--- START ---

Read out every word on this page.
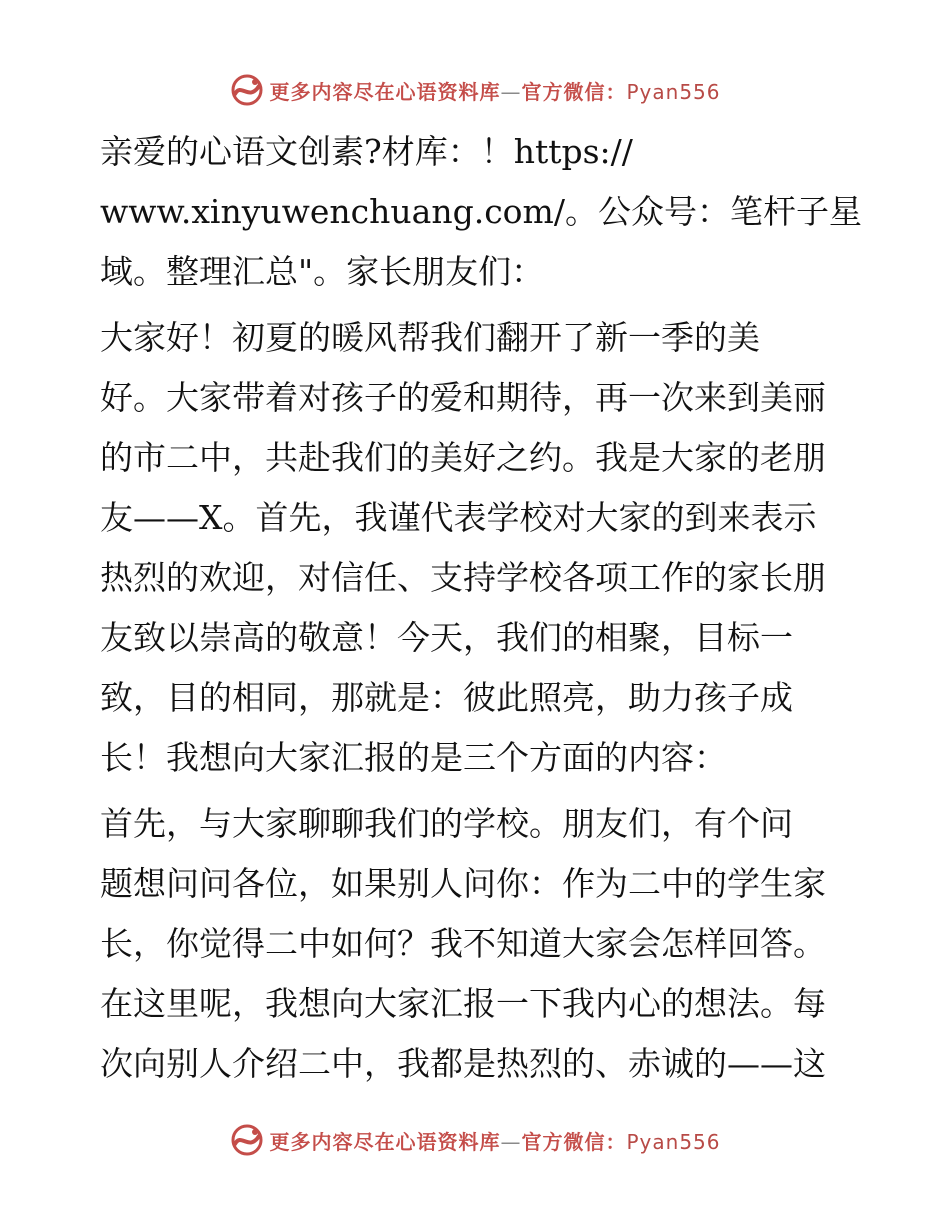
更多内容尽在心语资料库—官方微信：Pyan556
亲爱的心语文创素?材库：！https://
www.xinyuwenchuang.com/。公众号：笔杆子星
域。整理汇总"。家长朋友们：
大家好！初夏的暖风帮我们翻开了新一季的美
好。大家带着对孩子的爱和期待，再一次来到美丽
的市二中，共赴我们的美好之约。我是大家的老朋
友——X。首先，我谨代表学校对大家的到来表示
热烈的欢迎，对信任、支持学校各项工作的家长朋
友致以崇高的敬意！今天，我们的相聚，目标一
致，目的相同，那就是：彼此照亮，助力孩子成
长！我想向大家汇报的是三个方面的内容：
首先，与大家聊聊我们的学校。朋友们，有个问
题想问问各位，如果别人问你：作为二中的学生家
长，你觉得二中如何？我不知道大家会怎样回答。
在这里呢，我想向大家汇报一下我内心的想法。每
次向别人介绍二中，我都是热烈的、赤诚的——这
更多内容尽在心语资料库—官方微信：Pyan556
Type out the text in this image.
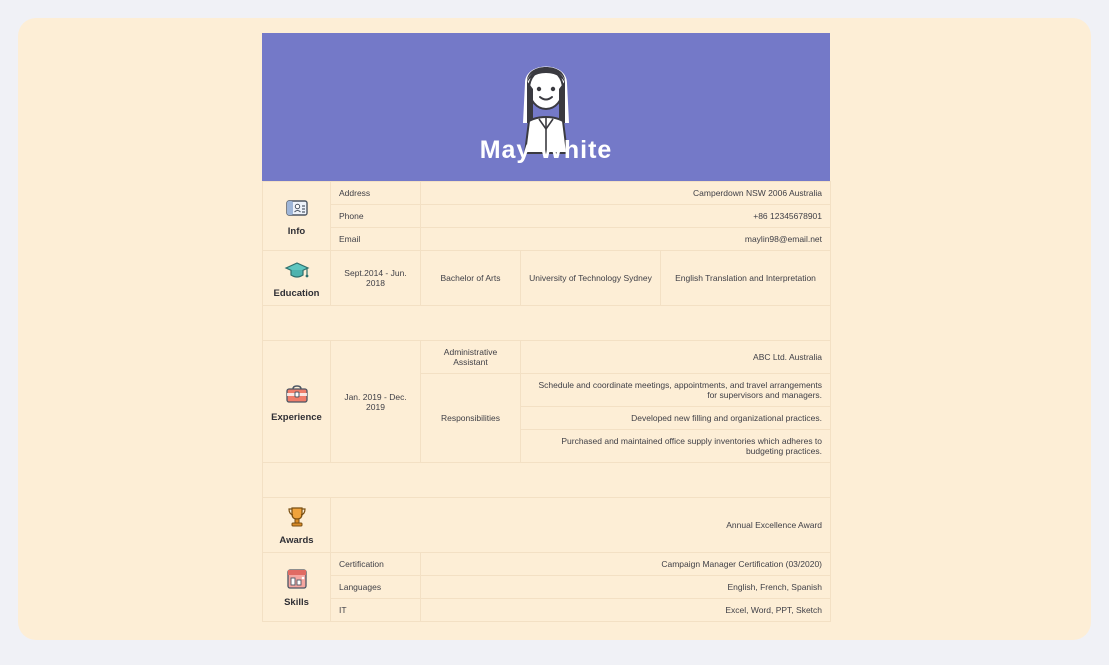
May White
Info	Address	Camperdown NSW 2006 Australia		
	Phone	+86 12345678901		
	Email	maylin98@email.net		

Education	Sept.2014 - Jun. 2018	Bachelor of Arts	University of Technology Sydney	English Translation and Interpretation

Experience	Jan. 2019 - Dec. 2019	Administrative Assistant	ABC Ltd. Australia	
		Responsibilities	Schedule and coordinate meetings, appointments, and travel arrangements for supervisors and managers.	
			Developed new filling and organizational practices.	
			Purchased and maintained office supply inventories which adheres to budgeting practices.	

Awards	Annual Excellence Award			

Skills	Certification	Campaign Manager Certification (03/2020)		
	Languages	English, French, Spanish		
	IT	Excel, Word, PPT, Sketch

--- END ---

* **WHAT YOU HAVE TO DO**:
Repeat each entry exactly as it appears; skip any picture.

* **RESULT BELOW**:
Read out every word on this page.
更多内容尽在心语资料库—官方微信：Pyan556
亲爱的心语文创素?材库：！https://
www.xinyuwenchuang.com/。公众号：笔杆子星
域。整理汇总"。家长朋友们：
大家好！初夏的暖风帮我们翻开了新一季的美
好。大家带着对孩子的爱和期待，再一次来到美丽
的市二中，共赴我们的美好之约。我是大家的老朋
友——X。首先，我谨代表学校对大家的到来表示
热烈的欢迎，对信任、支持学校各项工作的家长朋
友致以崇高的敬意！今天，我们的相聚，目标一
致，目的相同，那就是：彼此照亮，助力孩子成
长！我想向大家汇报的是三个方面的内容：
首先，与大家聊聊我们的学校。朋友们，有个问
题想问问各位，如果别人问你：作为二中的学生家
长，你觉得二中如何？我不知道大家会怎样回答。
在这里呢，我想向大家汇报一下我内心的想法。每
次向别人介绍二中，我都是热烈的、赤诚的——这
更多内容尽在心语资料库—官方微信：Pyan556
Type out the text in this image.
May White
Info	Address	Camperdown NSW 2006 Australia		
	Phone	+86 12345678901		
	Email	maylin98@email.net		

Education	Sept.2014 - Jun. 2018	Bachelor of Arts	University of Technology Sydney	English Translation and Interpretation

Experience	Jan. 2019 - Dec. 2019	Administrative Assistant	ABC Ltd. Australia	
		Responsibilities	Schedule and coordinate meetings, appointments, and travel arrangements for supervisors and managers.	
			Developed new filling and organizational practices.	
			Purchased and maintained office supply inventories which adheres to budgeting practices.	

Awards	Annual Excellence Award			

Skills	Certification	Campaign Manager Certification (03/2020)		
	Languages	English, French, Spanish		
	IT	Excel, Word, PPT, Sketch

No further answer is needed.